> _WORK TO BE COMPLETED_
Below are records. Copy every line with "Gewinn" in it.

*** PROVIDED DATA

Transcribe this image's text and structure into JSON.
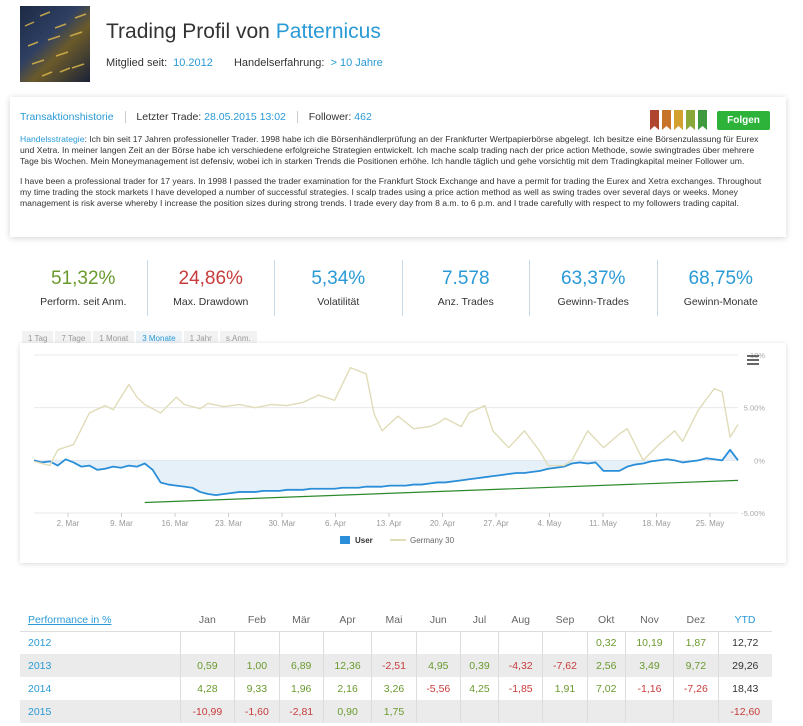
{
  "header": {
    "title": "Trading Profil von",
    "trader_name": "Patternicus",
    "member_since_label": "Mitglied seit:",
    "member_since_value": "10.2012",
    "experience_label": "Handelserfahrung:",
    "experience_value": "> 10 Jahre"
  },
  "profile": {
    "history_link": "Transaktionshistorie",
    "last_trade_label": "Letzter Trade:",
    "last_trade_value": "28.05.2015 13:02",
    "followers_label": "Follower:",
    "followers_value": "462",
    "follow_button": "Folgen",
    "strategy_label": "Handelsstrategie",
    "strategy_de": ": Ich bin seit 17 Jahren professioneller Trader. 1998 habe ich die Börsenhändlerprüfung an der Frankfurter Wertpapierbörse abgelegt. Ich besitze eine Börsenzulassung für Eurex und Xetra. In meiner langen Zeit an der Börse habe ich verschiedene erfolgreiche Strategien entwickelt. Ich mache scalp trading nach der price action Methode, sowie swingtrades über mehrere Tage bis Wochen. Mein Moneymanagement ist defensiv, wobei ich in starken Trends die Positionen erhöhe. Ich handle täglich und gehe vorsichtig mit dem Tradingkapital meiner Follower um.",
    "strategy_en": "I have been a professional trader for 17 years. In 1998 I passed the trader examination for the Frankfurt Stock Exchange and have a permit for trading the Eurex and Xetra exchanges. Throughout my time trading the stock markets I have developed a number of successful strategies. I scalp trades using a price action method as well as swing trades over several days or weeks. Money management is risk averse whereby I increase the position sizes during strong trends. I trade every day from 8 a.m. to 6 p.m. and I trade carefully with respect to my followers trading capital.",
    "ribbon_colors": [
      "#b0452f",
      "#c8732a",
      "#d4a12e",
      "#8aa83a",
      "#3f9a3f"
    ]
  },
  "stats": [
    {
      "value": "51,32%",
      "label": "Perform. seit Anm.",
      "color": "green"
    },
    {
      "value": "24,86%",
      "label": "Max. Drawdown",
      "color": "red"
    },
    {
      "value": "5,34%",
      "label": "Volatilität",
      "color": "blue"
    },
    {
      "value": "7.578",
      "label": "Anz. Trades",
      "color": "blue"
    },
    {
      "value": "63,37%",
      "label": "Gewinn-Trades",
      "color": "blue"
    },
    {
      "value": "68,75%",
      "label": "Gewinn-Monate",
      "color": "blue"
    }
  ],
  "chart_tabs": [
    {
      "label": "1 Tag",
      "active": false
    },
    {
      "label": "7 Tage",
      "active": false
    },
    {
      "label": "1 Monat",
      "active": false
    },
    {
      "label": "3 Monate",
      "active": true
    },
    {
      "label": "1 Jahr",
      "active": false
    },
    {
      "label": "s.Anm.",
      "active": false
    }
  ],
  "chart_data": {
    "type": "line",
    "x_ticks": [
      "2. Mar",
      "9. Mar",
      "16. Mar",
      "23. Mar",
      "30. Mar",
      "6. Apr",
      "13. Apr",
      "20. Apr",
      "27. Apr",
      "4. May",
      "11. May",
      "18. May",
      "25. May"
    ],
    "y_ticks": [
      "10%",
      "5.00%",
      "0%",
      "-5.00%"
    ],
    "ylim": [
      -5,
      10
    ],
    "series": [
      {
        "name": "User",
        "color": "#2a8ed8",
        "x": [
          0,
          1,
          2,
          3,
          4,
          5,
          6,
          7,
          8,
          9,
          10,
          11,
          12,
          13,
          14,
          15,
          16,
          17,
          18,
          19,
          20,
          21,
          22,
          23,
          24,
          25,
          26,
          27,
          28,
          29,
          30,
          31,
          32,
          33,
          34,
          35,
          36,
          37,
          38,
          39,
          40,
          41,
          42,
          43,
          44,
          45,
          46,
          47,
          48,
          49,
          50,
          51,
          52,
          53,
          54,
          55,
          56,
          57,
          58,
          59,
          60,
          61,
          62,
          63,
          64,
          65,
          66,
          67,
          68,
          69,
          70,
          71,
          72,
          73,
          74,
          75,
          76,
          77,
          78,
          79,
          80,
          81,
          82,
          83,
          84,
          85,
          86,
          87,
          88,
          89
        ],
        "values": [
          0.0,
          -0.2,
          -0.1,
          -0.5,
          0.1,
          -0.2,
          -0.6,
          -0.5,
          -0.9,
          -0.8,
          -0.6,
          -0.7,
          -0.5,
          -0.6,
          -0.3,
          -0.9,
          -2.1,
          -2.3,
          -2.4,
          -2.5,
          -2.6,
          -3.0,
          -3.2,
          -3.3,
          -3.2,
          -3.1,
          -3.0,
          -3.0,
          -3.0,
          -2.9,
          -2.9,
          -2.9,
          -2.8,
          -2.8,
          -2.8,
          -2.7,
          -2.7,
          -2.7,
          -2.7,
          -2.6,
          -2.6,
          -2.6,
          -2.5,
          -2.5,
          -2.5,
          -2.4,
          -2.4,
          -2.4,
          -2.3,
          -2.3,
          -2.2,
          -2.1,
          -2.1,
          -2.0,
          -1.9,
          -1.8,
          -1.7,
          -1.6,
          -1.5,
          -1.4,
          -1.3,
          -1.2,
          -1.2,
          -1.1,
          -1.0,
          -0.8,
          -0.7,
          -0.6,
          -0.3,
          -0.2,
          -0.3,
          -0.2,
          -1.0,
          -1.0,
          -1.0,
          -0.6,
          -0.4,
          -0.3,
          -0.1,
          0.0,
          0.1,
          0.0,
          -0.2,
          -0.1,
          0.0,
          0.2,
          0.1,
          0.0,
          1.0,
          0.0
        ]
      },
      {
        "name": "Germany 30",
        "color": "#e0dcb8",
        "x": [
          0,
          2,
          3,
          5,
          7,
          9,
          10,
          12,
          13,
          14,
          16,
          18,
          19,
          21,
          22,
          24,
          26,
          28,
          30,
          32,
          34,
          36,
          38,
          40,
          42,
          43,
          44,
          46,
          48,
          50,
          51,
          52,
          54,
          55,
          57,
          58,
          60,
          62,
          64,
          65,
          67,
          68,
          70,
          72,
          74,
          75,
          77,
          79,
          81,
          82,
          84,
          85,
          86,
          87,
          88,
          89
        ],
        "values": [
          -0.1,
          -0.5,
          1.0,
          1.5,
          4.5,
          5.2,
          4.8,
          7.2,
          6.0,
          5.3,
          4.5,
          6.0,
          5.3,
          4.9,
          5.4,
          5.1,
          5.3,
          5.0,
          5.3,
          5.2,
          5.5,
          6.2,
          5.7,
          8.8,
          8.2,
          4.4,
          2.8,
          4.2,
          3.0,
          3.2,
          3.5,
          4.0,
          3.2,
          4.5,
          5.2,
          2.8,
          1.2,
          2.8,
          0.8,
          -0.5,
          -0.5,
          0.0,
          2.8,
          1.2,
          2.5,
          3.0,
          0.0,
          1.5,
          2.8,
          1.8,
          4.8,
          5.8,
          6.8,
          6.5,
          2.2,
          3.4
        ]
      },
      {
        "name": "",
        "color": "#2c8a2c",
        "x": [
          14,
          89
        ],
        "values": [
          -4.0,
          -1.9
        ]
      }
    ],
    "legend": [
      "User",
      "Germany 30"
    ],
    "legend_position": "bottom"
  },
  "performance": {
    "header": {
      "first": "Performance in %",
      "months": [
        "Jan",
        "Feb",
        "Mär",
        "Apr",
        "Mai",
        "Jun",
        "Jul",
        "Aug",
        "Sep",
        "Okt",
        "Nov",
        "Dez"
      ],
      "ytd": "YTD"
    },
    "rows": [
      {
        "year": "2012",
        "cells": [
          "",
          "",
          "",
          "",
          "",
          "",
          "",
          "",
          "",
          "0,32",
          "10,19",
          "1,87",
          "12,72"
        ]
      },
      {
        "year": "2013",
        "cells": [
          "0,59",
          "1,00",
          "6,89",
          "12,36",
          "-2,51",
          "4,95",
          "0,39",
          "-4,32",
          "-7,62",
          "2,56",
          "3,49",
          "9,72",
          "29,26"
        ]
      },
      {
        "year": "2014",
        "cells": [
          "4,28",
          "9,33",
          "1,96",
          "2,16",
          "3,26",
          "-5,56",
          "4,25",
          "-1,85",
          "1,91",
          "7,02",
          "-1,16",
          "-7,26",
          "18,43"
        ]
      },
      {
        "year": "2015",
        "cells": [
          "-10,99",
          "-1,60",
          "-2,81",
          "0,90",
          "1,75",
          "",
          "",
          "",
          "",
          "",
          "",
          "",
          "-12,60"
        ]
      }
    ]
  }
}
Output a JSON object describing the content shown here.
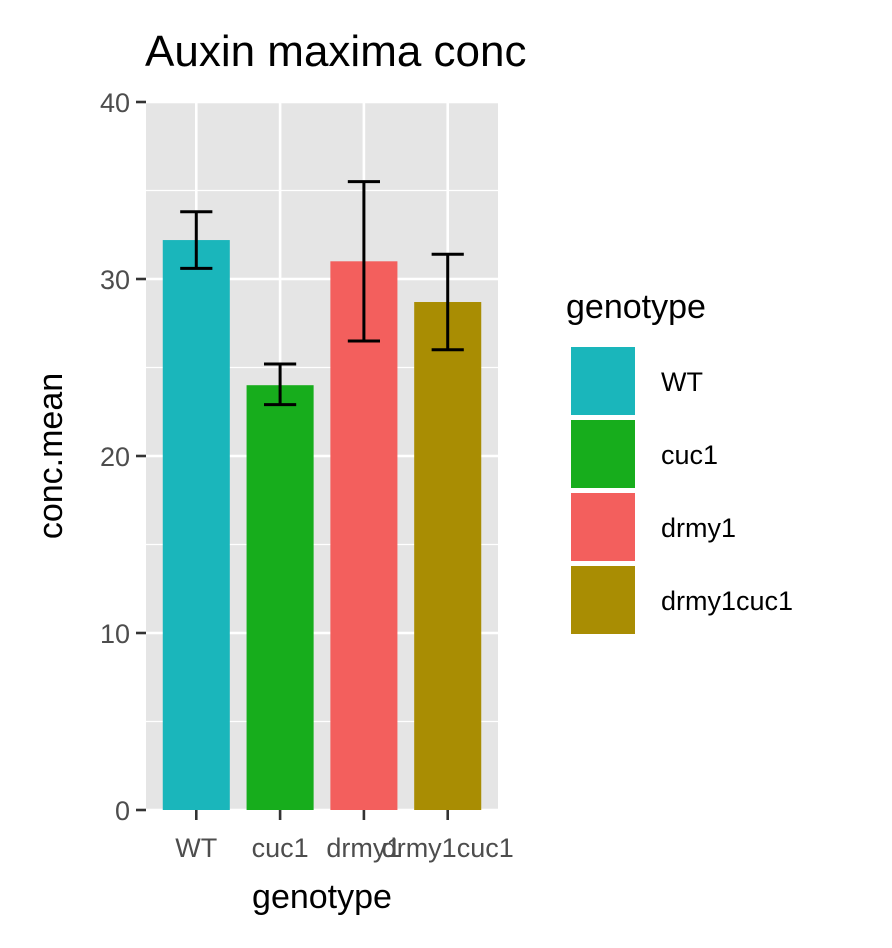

******

> _SOLVED EXERCISE_
      "label": "Gewinn-Trades",
      "label": "Gewinn-Monate",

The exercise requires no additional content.